§ **Provided data**
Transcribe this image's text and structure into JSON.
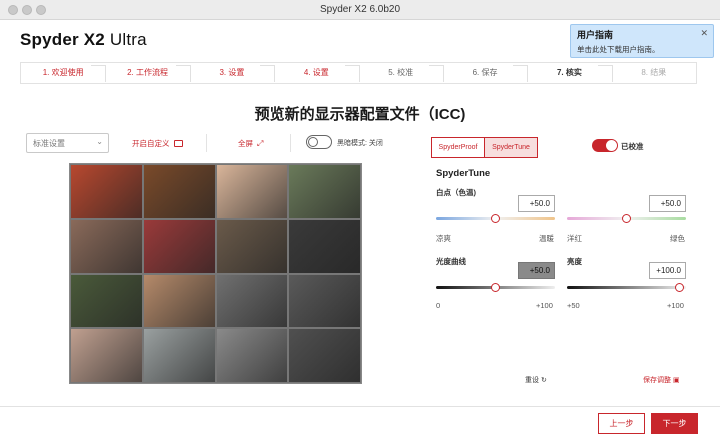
{
  "window": {
    "title": "Spyder X2 6.0b20"
  },
  "app": {
    "name_bold": "Spyder X2",
    "name_rest": "Ultra"
  },
  "guide": {
    "title": "用户指南",
    "desc": "单击此处下载用户指南。",
    "close": "✕"
  },
  "steps": [
    {
      "label": "1. 欢迎使用",
      "state": "done"
    },
    {
      "label": "2. 工作流程",
      "state": "done"
    },
    {
      "label": "3. 设置",
      "state": "done"
    },
    {
      "label": "4. 设置",
      "state": "done"
    },
    {
      "label": "5. 校准",
      "state": "next"
    },
    {
      "label": "6. 保存",
      "state": "next"
    },
    {
      "label": "7. 核实",
      "state": "bold"
    },
    {
      "label": "8. 结果",
      "state": "off"
    }
  ],
  "page_title": "预览新的显示器配置文件（ICC)",
  "left": {
    "preset_placeholder": "标准设置",
    "custom_label": "开启自定义",
    "full_label": "全屏",
    "dark_mode": "黑暗模式: 关闭"
  },
  "right": {
    "tabs": [
      "SpyderProof",
      "SpyderTune"
    ],
    "calibrated_label": "已校准",
    "section_title": "SpyderTune",
    "white_point": {
      "label": "白点（色温)",
      "value": "+50.0",
      "min": "凉爽",
      "max": "温暖",
      "level": 0.5
    },
    "tint": {
      "value": "+50.0",
      "min": "洋红",
      "max": "绿色",
      "level": 0.5
    },
    "tone_curve": {
      "label": "光度曲线",
      "value": "+50.0",
      "min": "0",
      "max": "+100",
      "level": 0.5
    },
    "brightness": {
      "label": "亮度",
      "value": "+100.0",
      "min": "+50",
      "max": "+100",
      "level": 1.0
    },
    "reset_label": "重设",
    "save_label": "保存调整"
  },
  "buttons": {
    "prev": "上一步",
    "next": "下一步"
  },
  "colors": {
    "accent": "#c8262c",
    "guide_bg": "#cfe6fb"
  },
  "images": [
    "#b8482f",
    "#7a4a2a",
    "#d9b59a",
    "#6a7a5a",
    "#8a6a5a",
    "#9a3a3a",
    "#6a5a4a",
    "#3a3a3a",
    "#4a5a3a",
    "#b58a6a",
    "#707070",
    "#5a5a5a",
    "#c0a090",
    "#9aa0a0",
    "#8a8a8a",
    "#505050"
  ]
}
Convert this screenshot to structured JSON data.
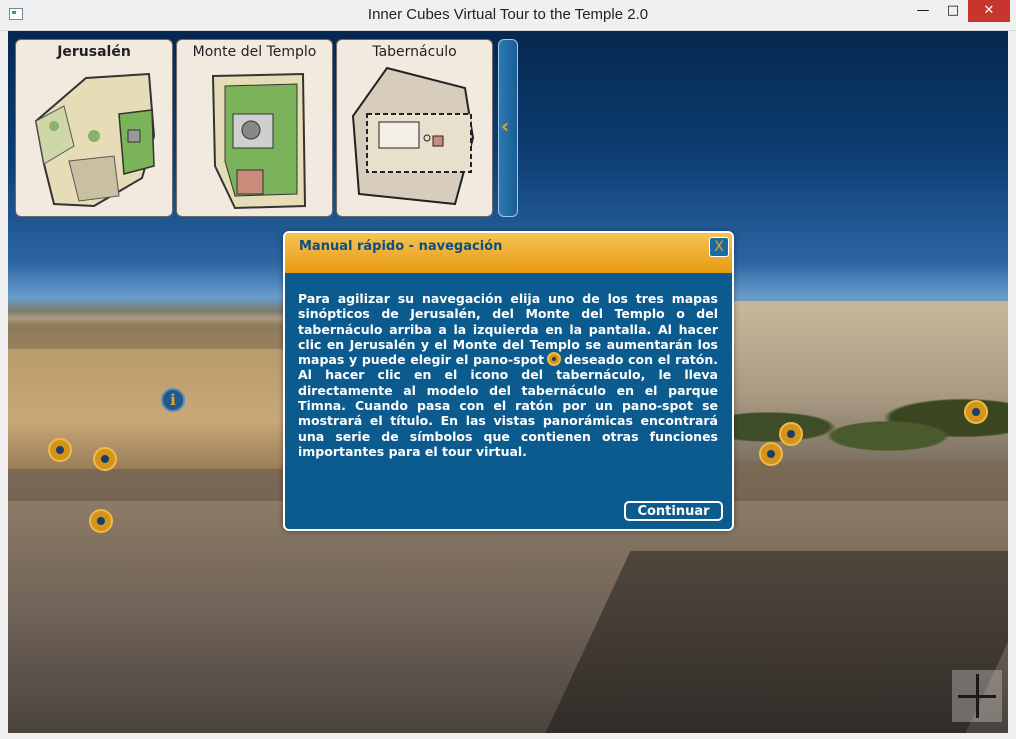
{
  "window": {
    "title": "Inner Cubes Virtual Tour to the Temple 2.0",
    "minimize_glyph": "—",
    "maximize_glyph": "□",
    "close_glyph": "✕"
  },
  "maps": [
    {
      "label": "Jerusalén",
      "selected": true
    },
    {
      "label": "Monte del Templo",
      "selected": false
    },
    {
      "label": "Tabernáculo",
      "selected": false
    }
  ],
  "panel_toggle": {
    "glyph": "‹"
  },
  "info_glyph": "i",
  "dialog": {
    "title": "Manual rápido - navegación",
    "close_glyph": "X",
    "body_before_icon": "Para agilizar su navegación elija uno de los tres mapas sinópticos de Jerusalén, del Monte del Templo o del tabernáculo arriba a la izquierda en la pantalla. Al hacer clic en Jerusalén y el Monte del Templo se aumentarán los mapas y puede elegir el pano-spot",
    "body_after_icon": "deseado con el ratón. Al hacer clic en el icono del tabernáculo, le lleva directamente al modelo del tabernáculo en el parque Timna. Cuando pasa con el ratón por un pano-spot se mostrará el título. En las vistas panorámicas encontrará una serie de símbolos que contienen otras funciones importantes para el tour virtual.",
    "button_label": "Continuar"
  },
  "colors": {
    "accent_orange": "#e79a10",
    "dialog_blue": "#0b5b8f",
    "title_text": "#0d4f80"
  }
}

§ **Problem description**
Your task is to copy the entries in full and exactly, without any images.

§ **Written answer**
Transcribe this image's text and structure into JSON.
{
  "window": {
    "title": "Spyder X2 6.0b20"
  },
  "app": {
    "name_bold": "Spyder X2",
    "name_rest": "Ultra"
  },
  "guide": {
    "title": "用户指南",
    "desc": "单击此处下载用户指南。",
    "close": "✕"
  },
  "steps": [
    {
      "label": "1. 欢迎使用",
      "state": "done"
    },
    {
      "label": "2. 工作流程",
      "state": "done"
    },
    {
      "label": "3. 设置",
      "state": "done"
    },
    {
      "label": "4. 设置",
      "state": "done"
    },
    {
      "label": "5. 校准",
      "state": "next"
    },
    {
      "label": "6. 保存",
      "state": "next"
    },
    {
      "label": "7. 核实",
      "state": "bold"
    },
    {
      "label": "8. 结果",
      "state": "off"
    }
  ],
  "page_title": "预览新的显示器配置文件（ICC)",
  "left": {
    "preset_placeholder": "标准设置",
    "custom_label": "开启自定义",
    "full_label": "全屏",
    "dark_mode": "黑暗模式: 关闭"
  },
  "right": {
    "tabs": [
      "SpyderProof",
      "SpyderTune"
    ],
    "calibrated_label": "已校准",
    "section_title": "SpyderTune",
    "white_point": {
      "label": "白点（色温)",
      "value": "+50.0",
      "min": "凉爽",
      "max": "温暖",
      "level": 0.5
    },
    "tint": {
      "value": "+50.0",
      "min": "洋红",
      "max": "绿色",
      "level": 0.5
    },
    "tone_curve": {
      "label": "光度曲线",
      "value": "+50.0",
      "min": "0",
      "max": "+100",
      "level": 0.5
    },
    "brightness": {
      "label": "亮度",
      "value": "+100.0",
      "min": "+50",
      "max": "+100",
      "level": 1.0
    },
    "reset_label": "重设",
    "save_label": "保存调整"
  },
  "buttons": {
    "prev": "上一步",
    "next": "下一步"
  },
  "colors": {
    "accent": "#c8262c",
    "guide_bg": "#cfe6fb"
  },
  "images": [
    "#b8482f",
    "#7a4a2a",
    "#d9b59a",
    "#6a7a5a",
    "#8a6a5a",
    "#9a3a3a",
    "#6a5a4a",
    "#3a3a3a",
    "#4a5a3a",
    "#b58a6a",
    "#707070",
    "#5a5a5a",
    "#c0a090",
    "#9aa0a0",
    "#8a8a8a",
    "#505050"
  ]
}
Convert this screenshot to structured JSON data.
{
  "window": {
    "title": "Inner Cubes Virtual Tour to the Temple 2.0",
    "minimize_glyph": "—",
    "maximize_glyph": "□",
    "close_glyph": "✕"
  },
  "maps": [
    {
      "label": "Jerusalén",
      "selected": true
    },
    {
      "label": "Monte del Templo",
      "selected": false
    },
    {
      "label": "Tabernáculo",
      "selected": false
    }
  ],
  "panel_toggle": {
    "glyph": "‹"
  },
  "info_glyph": "i",
  "dialog": {
    "title": "Manual rápido - navegación",
    "close_glyph": "X",
    "body_before_icon": "Para agilizar su navegación elija uno de los tres mapas sinópticos de Jerusalén, del Monte del Templo o del tabernáculo arriba a la izquierda en la pantalla. Al hacer clic en Jerusalén y el Monte del Templo se aumentarán los mapas y puede elegir el pano-spot",
    "body_after_icon": "deseado con el ratón. Al hacer clic en el icono del tabernáculo, le lleva directamente al modelo del tabernáculo en el parque Timna. Cuando pasa con el ratón por un pano-spot se mostrará el título. En las vistas panorámicas encontrará una serie de símbolos que contienen otras funciones importantes para el tour virtual.",
    "button_label": "Continuar"
  },
  "colors": {
    "accent_orange": "#e79a10",
    "dialog_blue": "#0b5b8f",
    "title_text": "#0d4f80"
  }
}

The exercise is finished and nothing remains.